Task prompt: Search the material below for the word "presence". Copy every line where it is found.

Data to process:
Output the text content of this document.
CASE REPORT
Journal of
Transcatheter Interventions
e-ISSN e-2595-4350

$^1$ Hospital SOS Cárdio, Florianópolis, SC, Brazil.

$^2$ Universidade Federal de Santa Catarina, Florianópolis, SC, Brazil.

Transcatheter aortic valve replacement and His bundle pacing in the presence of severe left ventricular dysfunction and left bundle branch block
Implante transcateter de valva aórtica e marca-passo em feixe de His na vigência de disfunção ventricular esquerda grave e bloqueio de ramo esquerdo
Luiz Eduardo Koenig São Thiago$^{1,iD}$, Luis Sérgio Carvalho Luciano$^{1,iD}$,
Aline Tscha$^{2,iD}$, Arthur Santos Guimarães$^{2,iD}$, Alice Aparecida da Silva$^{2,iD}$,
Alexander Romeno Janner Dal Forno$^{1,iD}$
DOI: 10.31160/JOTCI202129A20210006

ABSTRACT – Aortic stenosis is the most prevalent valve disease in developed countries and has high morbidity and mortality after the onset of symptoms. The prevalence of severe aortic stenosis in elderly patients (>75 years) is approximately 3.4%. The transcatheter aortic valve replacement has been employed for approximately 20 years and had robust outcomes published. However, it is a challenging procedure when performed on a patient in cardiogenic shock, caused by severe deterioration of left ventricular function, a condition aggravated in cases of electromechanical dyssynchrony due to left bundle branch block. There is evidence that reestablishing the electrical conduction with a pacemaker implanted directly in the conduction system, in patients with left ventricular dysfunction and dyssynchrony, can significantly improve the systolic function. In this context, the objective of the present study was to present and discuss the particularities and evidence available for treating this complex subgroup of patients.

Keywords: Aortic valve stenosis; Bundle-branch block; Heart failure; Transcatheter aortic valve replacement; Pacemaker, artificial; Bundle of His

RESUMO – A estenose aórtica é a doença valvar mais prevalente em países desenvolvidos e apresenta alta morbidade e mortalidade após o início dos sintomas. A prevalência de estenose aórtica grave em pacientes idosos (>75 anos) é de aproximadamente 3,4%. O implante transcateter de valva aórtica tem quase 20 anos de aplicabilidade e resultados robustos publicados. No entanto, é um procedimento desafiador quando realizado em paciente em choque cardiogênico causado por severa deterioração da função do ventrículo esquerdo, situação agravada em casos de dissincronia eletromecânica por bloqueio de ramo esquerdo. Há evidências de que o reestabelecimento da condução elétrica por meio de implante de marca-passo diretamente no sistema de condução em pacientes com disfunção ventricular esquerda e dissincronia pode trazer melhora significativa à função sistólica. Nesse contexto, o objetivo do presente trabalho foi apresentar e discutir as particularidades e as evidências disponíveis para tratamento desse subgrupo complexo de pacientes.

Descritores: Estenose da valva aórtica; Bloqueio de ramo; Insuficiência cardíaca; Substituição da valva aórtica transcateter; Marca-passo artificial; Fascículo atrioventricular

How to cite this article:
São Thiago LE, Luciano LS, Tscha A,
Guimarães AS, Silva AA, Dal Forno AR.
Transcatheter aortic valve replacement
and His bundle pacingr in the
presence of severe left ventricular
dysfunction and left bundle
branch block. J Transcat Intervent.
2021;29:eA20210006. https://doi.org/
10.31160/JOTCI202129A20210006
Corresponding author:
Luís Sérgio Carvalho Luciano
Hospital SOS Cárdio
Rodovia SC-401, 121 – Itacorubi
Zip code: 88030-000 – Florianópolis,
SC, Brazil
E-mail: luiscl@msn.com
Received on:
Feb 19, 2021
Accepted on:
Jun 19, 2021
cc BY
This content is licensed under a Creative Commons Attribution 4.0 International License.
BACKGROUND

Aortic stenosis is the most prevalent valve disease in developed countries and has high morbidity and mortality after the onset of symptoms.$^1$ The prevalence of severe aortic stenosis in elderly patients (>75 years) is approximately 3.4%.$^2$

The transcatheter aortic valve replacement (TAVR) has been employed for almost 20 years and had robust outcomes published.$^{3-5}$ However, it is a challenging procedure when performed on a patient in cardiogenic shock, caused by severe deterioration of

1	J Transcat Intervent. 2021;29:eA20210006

==

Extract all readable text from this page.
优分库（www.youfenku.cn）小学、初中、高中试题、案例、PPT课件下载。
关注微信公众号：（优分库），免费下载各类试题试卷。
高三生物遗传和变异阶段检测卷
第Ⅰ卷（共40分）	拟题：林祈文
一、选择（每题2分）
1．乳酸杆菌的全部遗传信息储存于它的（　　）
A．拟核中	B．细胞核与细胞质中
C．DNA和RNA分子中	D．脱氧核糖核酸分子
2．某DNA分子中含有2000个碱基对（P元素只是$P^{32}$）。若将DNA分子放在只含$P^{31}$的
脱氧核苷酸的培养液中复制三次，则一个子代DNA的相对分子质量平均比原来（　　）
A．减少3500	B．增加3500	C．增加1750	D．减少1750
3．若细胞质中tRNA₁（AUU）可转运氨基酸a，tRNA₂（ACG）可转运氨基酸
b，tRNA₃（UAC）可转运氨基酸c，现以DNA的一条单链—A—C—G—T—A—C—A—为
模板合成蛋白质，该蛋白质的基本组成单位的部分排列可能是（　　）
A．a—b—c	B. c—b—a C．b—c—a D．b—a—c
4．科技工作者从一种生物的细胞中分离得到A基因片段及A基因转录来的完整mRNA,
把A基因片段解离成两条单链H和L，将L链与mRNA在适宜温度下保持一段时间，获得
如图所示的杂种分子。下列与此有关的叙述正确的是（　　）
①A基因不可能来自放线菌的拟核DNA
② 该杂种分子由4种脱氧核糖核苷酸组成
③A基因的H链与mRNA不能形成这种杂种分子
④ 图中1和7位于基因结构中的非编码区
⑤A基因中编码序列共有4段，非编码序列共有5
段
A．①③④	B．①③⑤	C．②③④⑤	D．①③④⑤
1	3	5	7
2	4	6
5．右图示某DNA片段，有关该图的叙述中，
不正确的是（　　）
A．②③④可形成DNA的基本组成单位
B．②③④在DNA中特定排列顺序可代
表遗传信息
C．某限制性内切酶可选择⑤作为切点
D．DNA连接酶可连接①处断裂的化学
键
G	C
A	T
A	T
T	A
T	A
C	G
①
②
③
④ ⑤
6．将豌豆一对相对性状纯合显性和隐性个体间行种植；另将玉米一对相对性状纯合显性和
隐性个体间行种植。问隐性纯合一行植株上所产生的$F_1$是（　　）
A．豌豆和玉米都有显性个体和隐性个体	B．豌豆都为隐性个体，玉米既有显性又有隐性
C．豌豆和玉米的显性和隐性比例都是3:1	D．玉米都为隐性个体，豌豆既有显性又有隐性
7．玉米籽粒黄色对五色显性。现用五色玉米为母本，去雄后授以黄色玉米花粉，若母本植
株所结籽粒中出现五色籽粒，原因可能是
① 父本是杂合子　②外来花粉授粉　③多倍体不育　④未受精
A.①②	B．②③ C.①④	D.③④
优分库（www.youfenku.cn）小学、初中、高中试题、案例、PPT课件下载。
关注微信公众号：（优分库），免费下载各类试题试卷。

Task response:
Transcatheter aortic valve replacement and His bundle pacing in the presence of severe left ventricular dysfunction and left bundle branch block
presence of severe left ventricular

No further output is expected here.